▶ _Directive_
Retype every entry exactly, character for character.

▶ _Dataset excerpts_
━━━━━━━━━━━━━━━━
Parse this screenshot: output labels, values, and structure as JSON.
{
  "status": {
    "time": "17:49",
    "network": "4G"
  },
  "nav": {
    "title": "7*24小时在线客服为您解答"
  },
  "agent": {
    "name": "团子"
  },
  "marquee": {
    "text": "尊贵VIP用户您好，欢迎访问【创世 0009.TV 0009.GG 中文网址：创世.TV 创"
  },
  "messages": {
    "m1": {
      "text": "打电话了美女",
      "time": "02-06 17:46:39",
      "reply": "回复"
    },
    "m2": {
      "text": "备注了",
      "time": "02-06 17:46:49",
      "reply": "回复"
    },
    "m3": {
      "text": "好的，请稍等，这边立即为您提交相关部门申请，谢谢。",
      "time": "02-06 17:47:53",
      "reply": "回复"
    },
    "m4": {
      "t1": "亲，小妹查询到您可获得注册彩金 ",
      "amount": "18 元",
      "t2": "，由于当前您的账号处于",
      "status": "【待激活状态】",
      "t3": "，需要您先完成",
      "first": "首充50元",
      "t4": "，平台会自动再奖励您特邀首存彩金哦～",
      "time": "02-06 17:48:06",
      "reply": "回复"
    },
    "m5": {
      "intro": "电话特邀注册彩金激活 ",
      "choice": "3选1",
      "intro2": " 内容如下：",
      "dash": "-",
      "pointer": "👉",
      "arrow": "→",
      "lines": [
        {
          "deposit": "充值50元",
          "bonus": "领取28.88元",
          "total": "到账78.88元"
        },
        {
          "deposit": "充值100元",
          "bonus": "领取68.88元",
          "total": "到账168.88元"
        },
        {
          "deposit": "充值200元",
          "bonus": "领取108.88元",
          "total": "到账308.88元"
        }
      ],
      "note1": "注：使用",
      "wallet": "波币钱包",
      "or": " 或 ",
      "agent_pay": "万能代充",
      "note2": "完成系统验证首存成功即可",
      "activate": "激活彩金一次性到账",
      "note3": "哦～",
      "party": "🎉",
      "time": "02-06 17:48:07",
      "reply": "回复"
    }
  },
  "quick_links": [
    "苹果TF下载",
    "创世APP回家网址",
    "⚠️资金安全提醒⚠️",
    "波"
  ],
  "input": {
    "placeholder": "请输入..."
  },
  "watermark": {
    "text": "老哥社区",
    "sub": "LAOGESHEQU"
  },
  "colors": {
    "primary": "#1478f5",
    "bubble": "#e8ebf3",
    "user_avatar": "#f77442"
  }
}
━━━━━━━━━━━━━━━━
▶ _Correct result_
Parse this screenshot: output labels, values, and structure as JSON.
{
  "status": {
    "time": "17:49",
    "network": "4G"
  },
  "nav": {
    "title": "7*24小时在线客服为您解答"
  },
  "agent": {
    "name": "团子"
  },
  "marquee": {
    "text": "尊贵VIP用户您好，欢迎访问【创世 0009.TV 0009.GG 中文网址：创世.TV 创"
  },
  "messages": {
    "m1": {
      "text": "打电话了美女",
      "time": "02-06 17:46:39",
      "reply": "回复"
    },
    "m2": {
      "text": "备注了",
      "time": "02-06 17:46:49",
      "reply": "回复"
    },
    "m3": {
      "text": "好的，请稍等，这边立即为您提交相关部门申请，谢谢。",
      "time": "02-06 17:47:53",
      "reply": "回复"
    },
    "m4": {
      "t1": "亲，小妹查询到您可获得注册彩金 ",
      "amount": "18 元",
      "t2": "，由于当前您的账号处于",
      "status": "【待激活状态】",
      "t3": "，需要您先完成",
      "first": "首充50元",
      "t4": "，平台会自动再奖励您特邀首存彩金哦～",
      "time": "02-06 17:48:06",
      "reply": "回复"
    },
    "m5": {
      "intro": "电话特邀注册彩金激活 ",
      "choice": "3选1",
      "intro2": " 内容如下：",
      "dash": "-",
      "pointer": "👉",
      "arrow": "→",
      "lines": [
        {
          "deposit": "充值50元",
          "bonus": "领取28.88元",
          "total": "到账78.88元"
        },
        {
          "deposit": "充值100元",
          "bonus": "领取68.88元",
          "total": "到账168.88元"
        },
        {
          "deposit": "充值200元",
          "bonus": "领取108.88元",
          "total": "到账308.88元"
        }
      ],
      "note1": "注：使用",
      "wallet": "波币钱包",
      "or": " 或 ",
      "agent_pay": "万能代充",
      "note2": "完成系统验证首存成功即可",
      "activate": "激活彩金一次性到账",
      "note3": "哦～",
      "party": "🎉",
      "time": "02-06 17:48:07",
      "reply": "回复"
    }
  },
  "quick_links": [
    "苹果TF下载",
    "创世APP回家网址",
    "⚠️资金安全提醒⚠️",
    "波"
  ],
  "input": {
    "placeholder": "请输入..."
  },
  "watermark": {
    "text": "老哥社区",
    "sub": "LAOGESHEQU"
  },
  "colors": {
    "primary": "#1478f5",
    "bubble": "#e8ebf3",
    "user_avatar": "#f77442"
  }
}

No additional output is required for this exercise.